Please list all lines of the material below in which the string "York" occurs.
—————
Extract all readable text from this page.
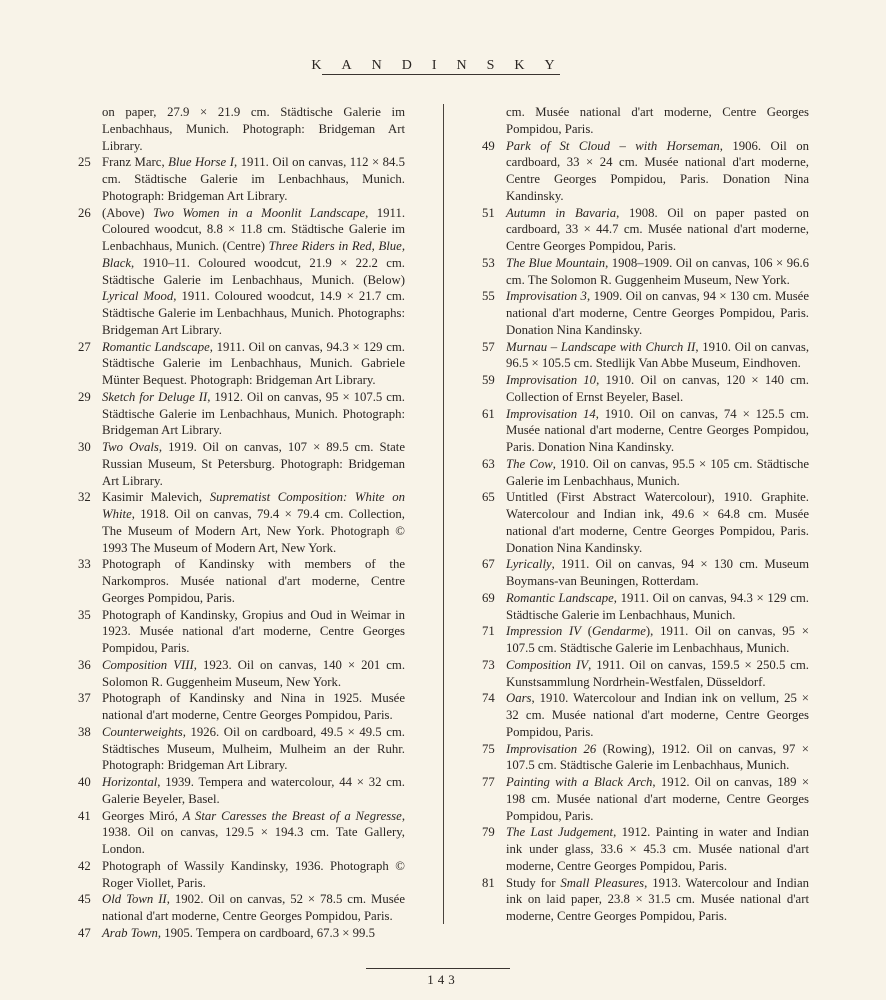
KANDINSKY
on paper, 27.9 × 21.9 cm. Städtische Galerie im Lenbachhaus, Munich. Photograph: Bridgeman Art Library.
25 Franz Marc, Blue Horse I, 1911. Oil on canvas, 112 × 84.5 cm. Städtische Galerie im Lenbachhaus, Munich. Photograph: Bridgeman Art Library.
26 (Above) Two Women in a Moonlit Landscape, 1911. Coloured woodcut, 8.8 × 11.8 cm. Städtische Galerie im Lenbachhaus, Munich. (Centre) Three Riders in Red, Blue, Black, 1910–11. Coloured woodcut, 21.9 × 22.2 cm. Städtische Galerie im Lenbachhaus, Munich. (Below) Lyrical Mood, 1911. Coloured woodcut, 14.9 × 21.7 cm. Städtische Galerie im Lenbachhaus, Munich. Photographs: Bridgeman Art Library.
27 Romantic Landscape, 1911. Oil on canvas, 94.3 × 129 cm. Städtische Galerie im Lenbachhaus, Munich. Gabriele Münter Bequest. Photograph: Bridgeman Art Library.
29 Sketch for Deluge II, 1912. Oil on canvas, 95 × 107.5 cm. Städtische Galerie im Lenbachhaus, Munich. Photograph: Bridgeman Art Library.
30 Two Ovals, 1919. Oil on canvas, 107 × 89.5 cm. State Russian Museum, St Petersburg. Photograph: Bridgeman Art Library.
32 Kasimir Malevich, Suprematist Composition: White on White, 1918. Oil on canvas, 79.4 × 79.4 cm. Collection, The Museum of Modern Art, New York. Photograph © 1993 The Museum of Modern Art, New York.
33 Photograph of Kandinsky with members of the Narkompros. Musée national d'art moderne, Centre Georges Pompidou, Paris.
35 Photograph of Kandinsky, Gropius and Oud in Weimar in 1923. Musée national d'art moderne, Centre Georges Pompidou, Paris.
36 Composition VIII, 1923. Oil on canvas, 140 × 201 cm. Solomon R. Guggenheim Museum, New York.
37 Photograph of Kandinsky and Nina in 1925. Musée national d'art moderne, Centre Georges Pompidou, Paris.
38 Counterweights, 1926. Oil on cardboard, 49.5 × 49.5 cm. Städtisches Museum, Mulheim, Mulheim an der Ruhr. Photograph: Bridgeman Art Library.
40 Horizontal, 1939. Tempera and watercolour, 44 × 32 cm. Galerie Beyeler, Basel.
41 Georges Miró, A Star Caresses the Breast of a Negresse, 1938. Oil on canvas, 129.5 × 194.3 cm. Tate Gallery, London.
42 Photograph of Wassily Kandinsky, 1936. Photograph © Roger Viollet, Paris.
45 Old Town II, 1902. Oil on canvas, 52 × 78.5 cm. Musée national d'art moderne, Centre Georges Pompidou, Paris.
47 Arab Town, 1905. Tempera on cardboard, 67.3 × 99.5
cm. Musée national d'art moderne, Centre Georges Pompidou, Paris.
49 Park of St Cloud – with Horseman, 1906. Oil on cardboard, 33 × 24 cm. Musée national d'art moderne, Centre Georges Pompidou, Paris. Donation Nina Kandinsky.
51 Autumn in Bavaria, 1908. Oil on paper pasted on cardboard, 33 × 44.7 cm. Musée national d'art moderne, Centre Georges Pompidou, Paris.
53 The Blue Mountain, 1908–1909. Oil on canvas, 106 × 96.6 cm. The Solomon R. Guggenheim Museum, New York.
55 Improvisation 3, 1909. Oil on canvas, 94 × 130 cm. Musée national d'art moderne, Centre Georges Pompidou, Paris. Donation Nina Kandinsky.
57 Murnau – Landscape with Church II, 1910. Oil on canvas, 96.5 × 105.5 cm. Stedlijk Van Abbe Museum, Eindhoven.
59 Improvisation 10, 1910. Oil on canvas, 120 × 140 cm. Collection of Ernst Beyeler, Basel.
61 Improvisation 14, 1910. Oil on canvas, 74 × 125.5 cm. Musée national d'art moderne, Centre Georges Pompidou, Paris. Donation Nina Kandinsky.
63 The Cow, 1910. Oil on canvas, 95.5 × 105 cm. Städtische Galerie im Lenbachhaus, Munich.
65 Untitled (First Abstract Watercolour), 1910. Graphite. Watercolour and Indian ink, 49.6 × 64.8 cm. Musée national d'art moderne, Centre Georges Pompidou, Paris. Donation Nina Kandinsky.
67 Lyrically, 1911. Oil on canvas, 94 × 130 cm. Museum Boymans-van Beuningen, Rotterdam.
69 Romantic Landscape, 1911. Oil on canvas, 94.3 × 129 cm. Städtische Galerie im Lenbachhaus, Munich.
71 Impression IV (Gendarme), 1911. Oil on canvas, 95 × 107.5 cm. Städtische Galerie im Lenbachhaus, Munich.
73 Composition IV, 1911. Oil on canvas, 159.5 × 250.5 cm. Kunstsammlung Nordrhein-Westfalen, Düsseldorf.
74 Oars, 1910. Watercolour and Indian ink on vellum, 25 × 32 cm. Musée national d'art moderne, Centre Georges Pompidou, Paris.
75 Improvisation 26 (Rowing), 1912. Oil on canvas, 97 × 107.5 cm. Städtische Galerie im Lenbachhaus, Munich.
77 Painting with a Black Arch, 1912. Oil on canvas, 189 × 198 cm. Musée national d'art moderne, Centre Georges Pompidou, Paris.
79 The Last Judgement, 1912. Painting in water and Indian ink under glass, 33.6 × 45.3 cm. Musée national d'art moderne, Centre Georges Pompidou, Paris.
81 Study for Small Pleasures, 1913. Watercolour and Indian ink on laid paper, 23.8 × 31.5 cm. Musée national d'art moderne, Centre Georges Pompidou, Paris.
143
—————
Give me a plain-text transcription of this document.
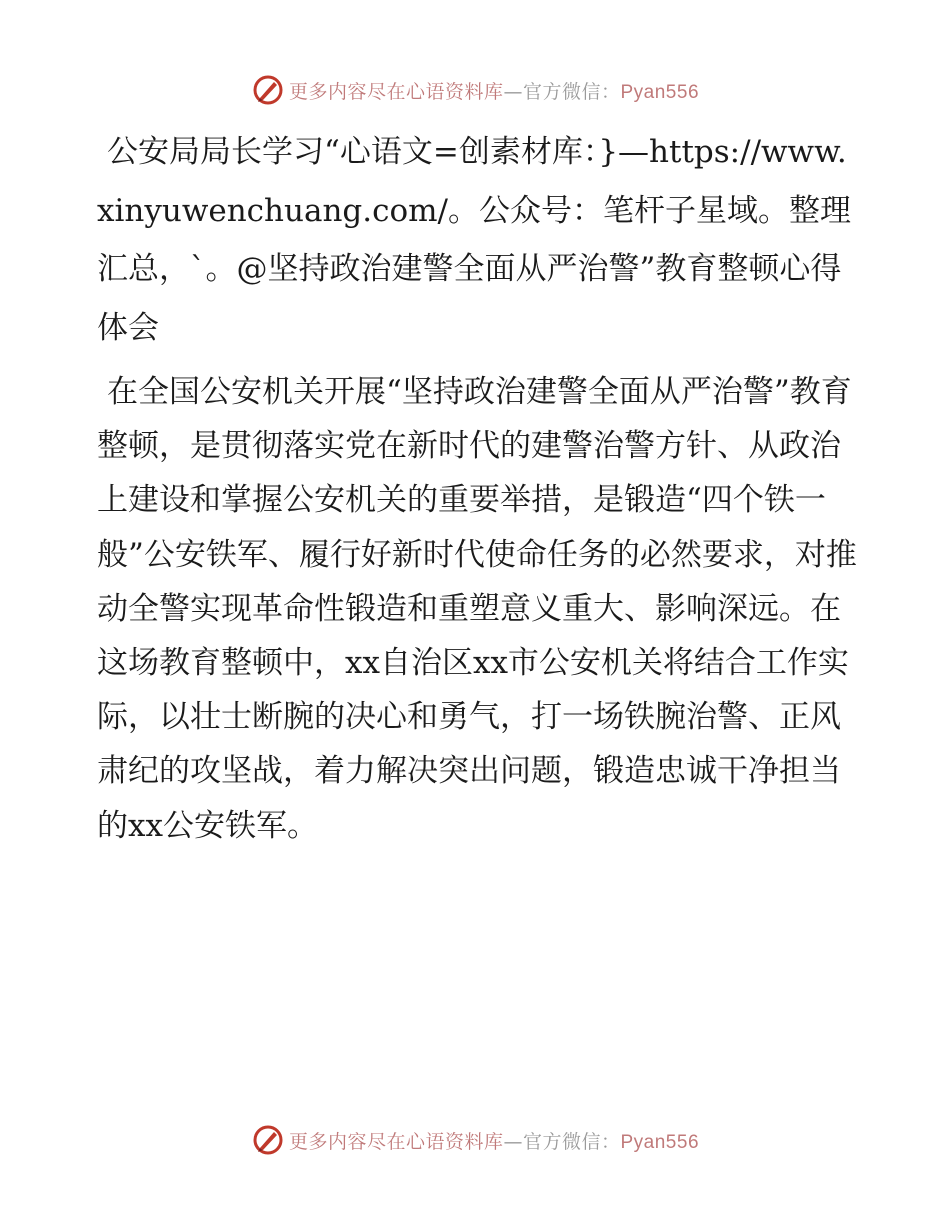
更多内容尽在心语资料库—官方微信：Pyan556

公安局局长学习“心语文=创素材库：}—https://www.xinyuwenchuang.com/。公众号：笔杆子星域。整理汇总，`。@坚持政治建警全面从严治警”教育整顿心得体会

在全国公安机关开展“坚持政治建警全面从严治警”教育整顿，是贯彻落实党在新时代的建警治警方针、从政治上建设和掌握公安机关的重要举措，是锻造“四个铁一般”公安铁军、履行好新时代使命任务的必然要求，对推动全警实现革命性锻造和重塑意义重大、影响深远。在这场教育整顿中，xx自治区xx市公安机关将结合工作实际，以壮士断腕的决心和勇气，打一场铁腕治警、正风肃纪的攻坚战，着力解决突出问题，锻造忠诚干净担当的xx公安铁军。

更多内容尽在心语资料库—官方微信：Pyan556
—————
→ **Solution to this exercise**:
32 Kasimir Malevich, Suprematist Composition: White on White, 1918. Oil on canvas, 79.4 × 79.4 cm. Collection, The Museum of Modern Art, New York. Photograph © 1993 The Museum of Modern Art, New York.
36 Composition VIII, 1923. Oil on canvas, 140 × 201 cm. Solomon R. Guggenheim Museum, New York.
53 The Blue Mountain, 1908–1909. Oil on canvas, 106 × 96.6 cm. The Solomon R. Guggenheim Museum, New York.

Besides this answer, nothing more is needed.